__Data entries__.

------

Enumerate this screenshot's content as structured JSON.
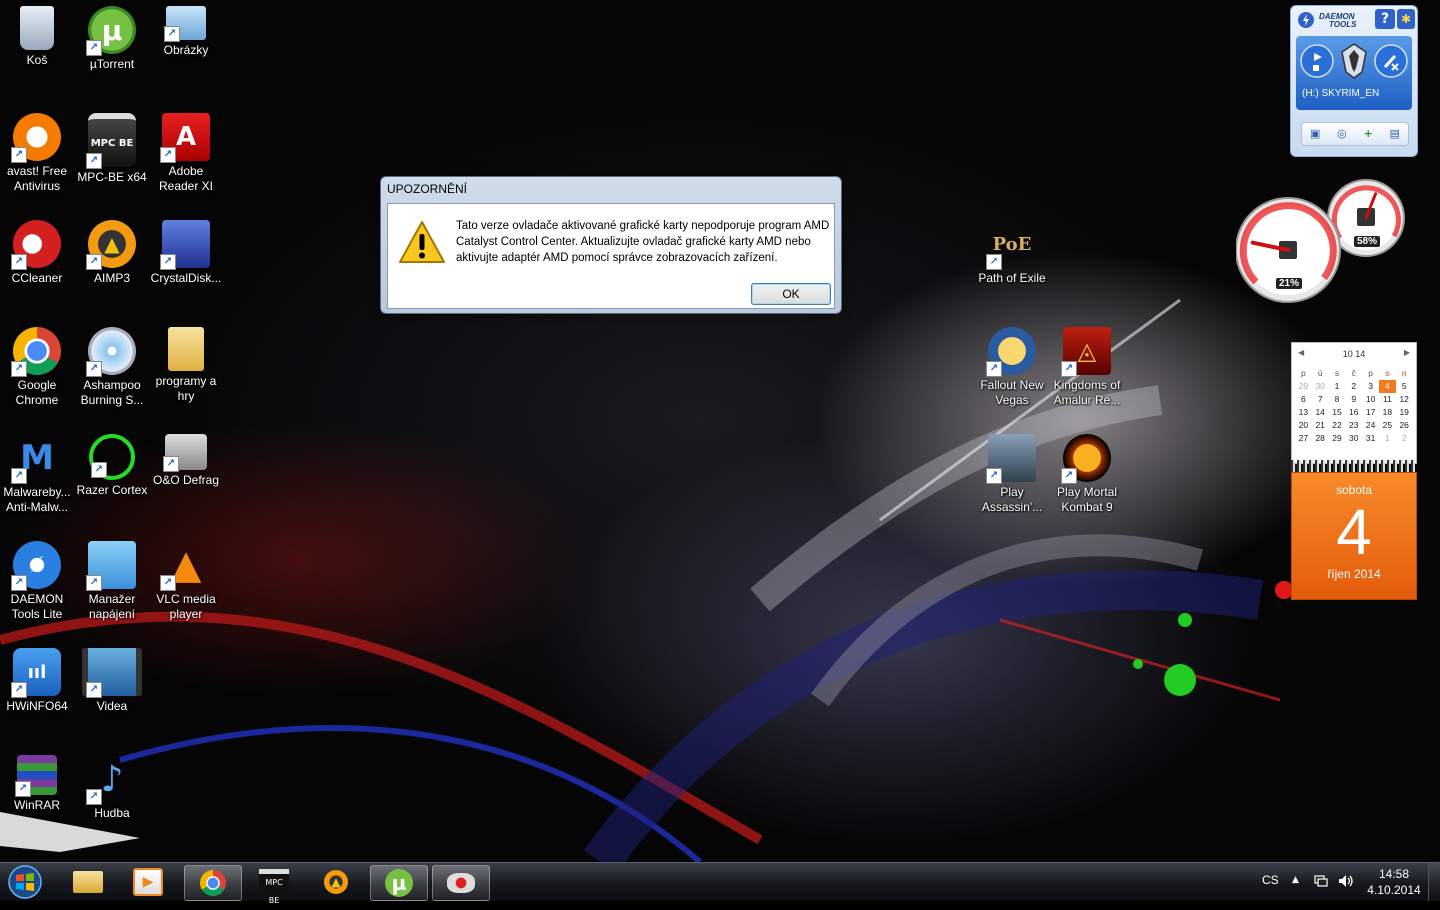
{
  "desktop": {
    "icons": [
      {
        "label": "Koš"
      },
      {
        "label": "µTorrent"
      },
      {
        "label": "Obrázky"
      },
      {
        "label": "avast! Free Antivirus"
      },
      {
        "label": "MPC-BE x64",
        "glyph_text": "MPC BE"
      },
      {
        "label": "Adobe Reader XI"
      },
      {
        "label": "CCleaner"
      },
      {
        "label": "AIMP3"
      },
      {
        "label": "CrystalDisk..."
      },
      {
        "label": "Google Chrome"
      },
      {
        "label": "Ashampoo Burning S..."
      },
      {
        "label": "programy a hry"
      },
      {
        "label": "Malwareby... Anti-Malw..."
      },
      {
        "label": "Razer Cortex"
      },
      {
        "label": "O&O Defrag"
      },
      {
        "label": "DAEMON Tools Lite"
      },
      {
        "label": "Manažer napájení"
      },
      {
        "label": "VLC media player"
      },
      {
        "label": "HWiNFO64"
      },
      {
        "label": "Videa"
      },
      {
        "label": "WinRAR"
      },
      {
        "label": "Hudba"
      },
      {
        "label": "Path of Exile",
        "glyph_text": "PoE"
      },
      {
        "label": "Fallout New Vegas"
      },
      {
        "label": "Kingdoms of Amalur Re..."
      },
      {
        "label": "Play Assassin'..."
      },
      {
        "label": "Play Mortal Kombat 9"
      }
    ]
  },
  "dialog": {
    "title": "UPOZORNĚNÍ",
    "message": "Tato verze ovladače aktivované grafické karty nepodporuje program AMD Catalyst Control Center. Aktualizujte ovladač grafické karty AMD nebo aktivujte adaptér AMD pomocí správce zobrazovacích zařízení.",
    "ok_label": "OK"
  },
  "daemon_gadget": {
    "brand_line1": "DAEMON",
    "brand_line2": "TOOLS",
    "help_label": "?",
    "drive_label": "(H:) SKYRIM_EN"
  },
  "meter_gadget": {
    "cpu_percent": 21,
    "cpu_text": "21%",
    "memory_percent": 58,
    "memory_text": "58%"
  },
  "calendar_gadget": {
    "month_header": "10 14",
    "weekday_headers": [
      "p",
      "ú",
      "s",
      "č",
      "p",
      "s",
      "n"
    ],
    "weeks": [
      [
        "29",
        "30",
        "1",
        "2",
        "3",
        "4",
        "5"
      ],
      [
        "6",
        "7",
        "8",
        "9",
        "10",
        "11",
        "12"
      ],
      [
        "13",
        "14",
        "15",
        "16",
        "17",
        "18",
        "19"
      ],
      [
        "20",
        "21",
        "22",
        "23",
        "24",
        "25",
        "26"
      ],
      [
        "27",
        "28",
        "29",
        "30",
        "31",
        "1",
        "2"
      ]
    ],
    "day_name": "sobota",
    "day_number": "4",
    "month_year": "říjen 2014"
  },
  "taskbar": {
    "language": "CS",
    "time": "14:58",
    "date": "4.10.2014",
    "buttons": [
      {
        "app": "explorer"
      },
      {
        "app": "media-player"
      },
      {
        "app": "chrome"
      },
      {
        "app": "mpc-be",
        "glyph_text": "MPC BE"
      },
      {
        "app": "aimp3"
      },
      {
        "app": "utorrent"
      },
      {
        "app": "razer-cortex"
      }
    ]
  },
  "colors": {
    "dialog_frame": "#b9c9db",
    "ok_border": "#3c7fb1",
    "calendar_orange": "#f47a1c",
    "daemon_blue": "#2f62c8"
  }
}
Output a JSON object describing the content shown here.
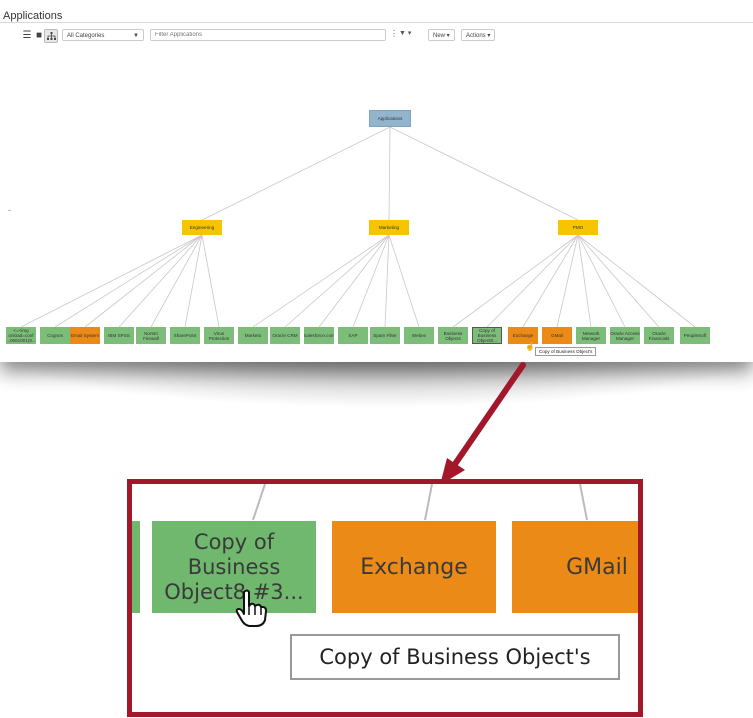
{
  "app": {
    "title": "Applications"
  },
  "toolbar": {
    "view_icons": [
      "list-view-icon",
      "folder-view-icon",
      "tree-view-icon"
    ],
    "category_select": "All Categories",
    "filter_placeholder": "Filter Applications",
    "more_glyph": "⋮",
    "filter_glyph": "▼",
    "new_button": "New",
    "actions_button": "Actions"
  },
  "tree": {
    "root": "Applications",
    "categories": [
      "Engineering",
      "Marketing",
      "PMO"
    ],
    "leaves": [
      {
        "label": "<=<img onload=conf ...0661001(8...",
        "color": "green"
      },
      {
        "label": "Cognos",
        "color": "green"
      },
      {
        "label": "Email System",
        "color": "orange"
      },
      {
        "label": "IBM SPSS",
        "color": "green"
      },
      {
        "label": "Norton Firewall",
        "color": "green"
      },
      {
        "label": "SharePoint",
        "color": "green"
      },
      {
        "label": "Virus Protection",
        "color": "green"
      },
      {
        "label": "Marketo",
        "color": "green"
      },
      {
        "label": "Oracle CRM",
        "color": "green"
      },
      {
        "label": "Salesforce.com",
        "color": "green"
      },
      {
        "label": "SAP",
        "color": "green"
      },
      {
        "label": "Spam Filter",
        "color": "green"
      },
      {
        "label": "Webex",
        "color": "green"
      },
      {
        "label": "Business Objects",
        "color": "green"
      },
      {
        "label": "Copy of Business Object8...",
        "color": "green"
      },
      {
        "label": "Exchange",
        "color": "orange"
      },
      {
        "label": "GMail",
        "color": "orange"
      },
      {
        "label": "Network Manager",
        "color": "green"
      },
      {
        "label": "Oracle Access Manager",
        "color": "green"
      },
      {
        "label": "Oracle Financials",
        "color": "green"
      },
      {
        "label": "PeopleSoft",
        "color": "green"
      }
    ],
    "tooltip": "Copy of Business Object's"
  },
  "zoom": {
    "node_copy_line1": "Copy of",
    "node_copy_line2": "Business",
    "node_copy_line3": "Object8 #3...",
    "node_exchange": "Exchange",
    "node_gmail": "GMail",
    "tooltip": "Copy of Business Object's"
  },
  "colors": {
    "root": "#92b4cc",
    "category": "#f6c400",
    "leaf_green": "#7cbd7a",
    "leaf_orange": "#ec8a18",
    "callout_red": "#a3172a"
  }
}
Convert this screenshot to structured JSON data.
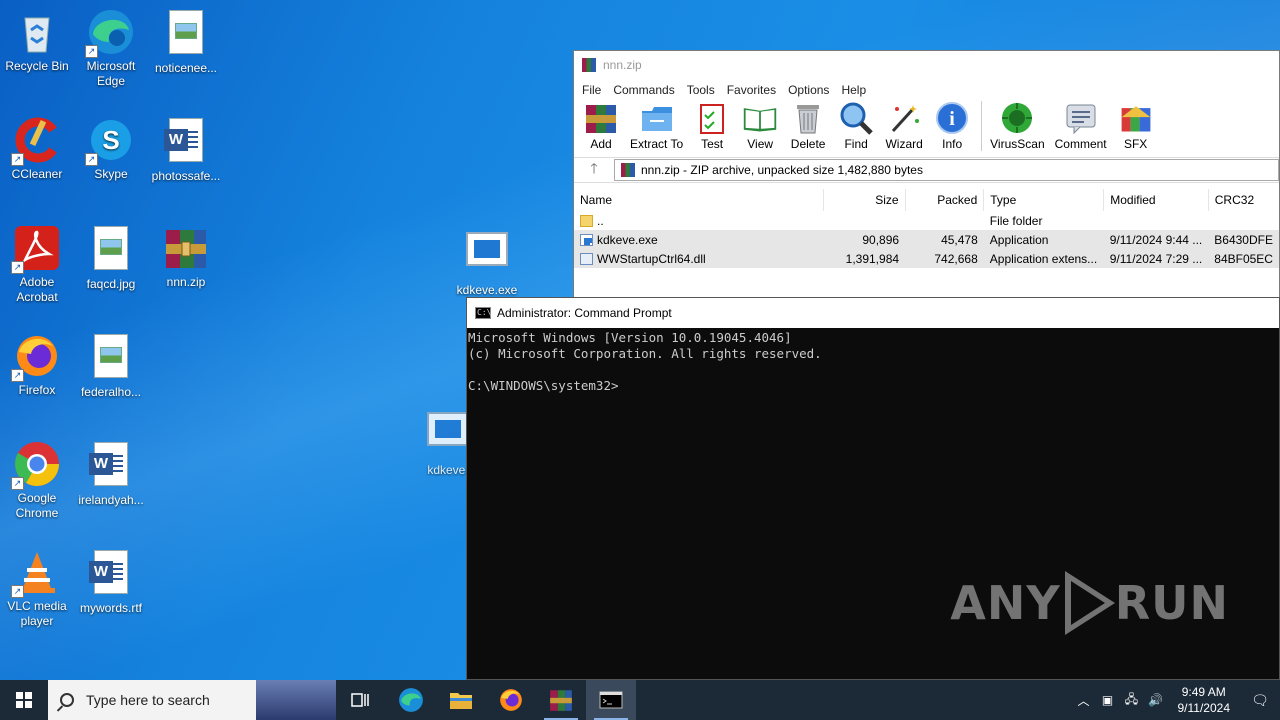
{
  "desktop": {
    "icons": [
      {
        "label": "Recycle Bin"
      },
      {
        "label": "Microsoft Edge"
      },
      {
        "label": "noticenee..."
      },
      {
        "label": "CCleaner"
      },
      {
        "label": "Skype"
      },
      {
        "label": "photossafe..."
      },
      {
        "label": "Adobe Acrobat"
      },
      {
        "label": "faqcd.jpg"
      },
      {
        "label": "nnn.zip"
      },
      {
        "label": "Firefox"
      },
      {
        "label": "federalho..."
      },
      {
        "label": "Google Chrome"
      },
      {
        "label": "irelandyah..."
      },
      {
        "label": "VLC media player"
      },
      {
        "label": "mywords.rtf"
      },
      {
        "label": "kdkeve.exe"
      },
      {
        "label": "kdkeve."
      }
    ]
  },
  "winrar": {
    "title": "nnn.zip",
    "menu": [
      "File",
      "Commands",
      "Tools",
      "Favorites",
      "Options",
      "Help"
    ],
    "toolbar": [
      {
        "label": "Add",
        "icon": "add-icon"
      },
      {
        "label": "Extract To",
        "icon": "extract-icon"
      },
      {
        "label": "Test",
        "icon": "test-icon"
      },
      {
        "label": "View",
        "icon": "view-icon"
      },
      {
        "label": "Delete",
        "icon": "delete-icon"
      },
      {
        "label": "Find",
        "icon": "find-icon"
      },
      {
        "label": "Wizard",
        "icon": "wizard-icon"
      },
      {
        "label": "Info",
        "icon": "info-icon"
      },
      {
        "label": "VirusScan",
        "icon": "virusscan-icon"
      },
      {
        "label": "Comment",
        "icon": "comment-icon"
      },
      {
        "label": "SFX",
        "icon": "sfx-icon"
      }
    ],
    "address": "nnn.zip - ZIP archive, unpacked size 1,482,880 bytes",
    "columns": {
      "name": "Name",
      "size": "Size",
      "packed": "Packed",
      "type": "Type",
      "modified": "Modified",
      "crc": "CRC32"
    },
    "rows": [
      {
        "name": "..",
        "size": "",
        "packed": "",
        "type": "File folder",
        "modified": "",
        "crc": ""
      },
      {
        "name": "kdkeve.exe",
        "size": "90,896",
        "packed": "45,478",
        "type": "Application",
        "modified": "9/11/2024 9:44 ...",
        "crc": "B6430DFE"
      },
      {
        "name": "WWStartupCtrl64.dll",
        "size": "1,391,984",
        "packed": "742,668",
        "type": "Application extens...",
        "modified": "9/11/2024 7:29 ...",
        "crc": "84BF05EC"
      }
    ]
  },
  "cmd": {
    "title": "Administrator: Command Prompt",
    "lines": [
      "Microsoft Windows [Version 10.0.19045.4046]",
      "(c) Microsoft Corporation. All rights reserved.",
      "",
      "C:\\WINDOWS\\system32>"
    ],
    "watermark": "ANY RUN"
  },
  "taskbar": {
    "search_placeholder": "Type here to search",
    "time": "9:49 AM",
    "date": "9/11/2024"
  }
}
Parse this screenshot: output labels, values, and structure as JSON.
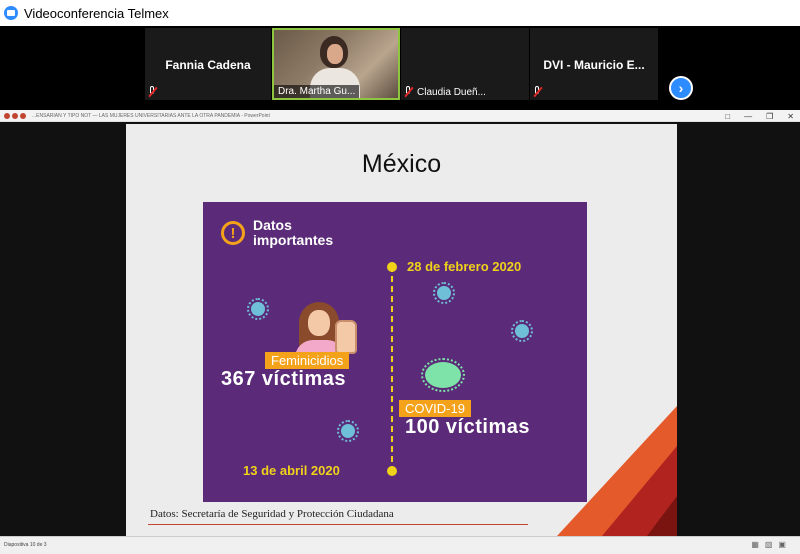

------

__REQUIRED ACTION__.
Scan the records for the word "Adobe" and copy every line where it is found.

__YOUR RESPONSE__.
        "label": "Adobe Reader XI"
        "label": "Adobe Acrobat"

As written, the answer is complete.